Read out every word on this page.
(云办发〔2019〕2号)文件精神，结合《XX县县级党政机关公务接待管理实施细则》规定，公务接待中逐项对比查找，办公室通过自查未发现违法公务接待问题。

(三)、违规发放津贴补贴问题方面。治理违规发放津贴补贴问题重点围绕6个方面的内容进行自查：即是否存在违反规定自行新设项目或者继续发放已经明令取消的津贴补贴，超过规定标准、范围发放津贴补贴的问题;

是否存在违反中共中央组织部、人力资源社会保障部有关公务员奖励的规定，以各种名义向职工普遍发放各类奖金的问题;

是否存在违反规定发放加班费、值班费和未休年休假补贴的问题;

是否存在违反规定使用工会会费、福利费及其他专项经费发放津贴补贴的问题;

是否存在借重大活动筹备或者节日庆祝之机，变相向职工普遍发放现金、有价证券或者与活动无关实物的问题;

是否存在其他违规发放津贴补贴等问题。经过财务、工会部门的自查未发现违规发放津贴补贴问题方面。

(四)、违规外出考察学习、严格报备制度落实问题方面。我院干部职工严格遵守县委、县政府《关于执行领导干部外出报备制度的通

## Instructions for the task
The records above need to be transcribed in full. Keep every character unchanged.

## Solution to the problem
Read out every word on this page.
(云办发〔2019〕2号)文件精神，结合《XX县县级党政机关公务接待管理实施细则》规定，公务接待中逐项对比查找，办公室通过自查未发现违法公务接待问题。

(三)、违规发放津贴补贴问题方面。治理违规发放津贴补贴问题重点围绕6个方面的内容进行自查：即是否存在违反规定自行新设项目或者继续发放已经明令取消的津贴补贴，超过规定标准、范围发放津贴补贴的问题;

是否存在违反中共中央组织部、人力资源社会保障部有关公务员奖励的规定，以各种名义向职工普遍发放各类奖金的问题;

是否存在违反规定发放加班费、值班费和未休年休假补贴的问题;

是否存在违反规定使用工会会费、福利费及其他专项经费发放津贴补贴的问题;

是否存在借重大活动筹备或者节日庆祝之机，变相向职工普遍发放现金、有价证券或者与活动无关实物的问题;

是否存在其他违规发放津贴补贴等问题。经过财务、工会部门的自查未发现违规发放津贴补贴问题方面。

(四)、违规外出考察学习、严格报备制度落实问题方面。我院干部职工严格遵守县委、县政府《关于执行领导干部外出报备制度的通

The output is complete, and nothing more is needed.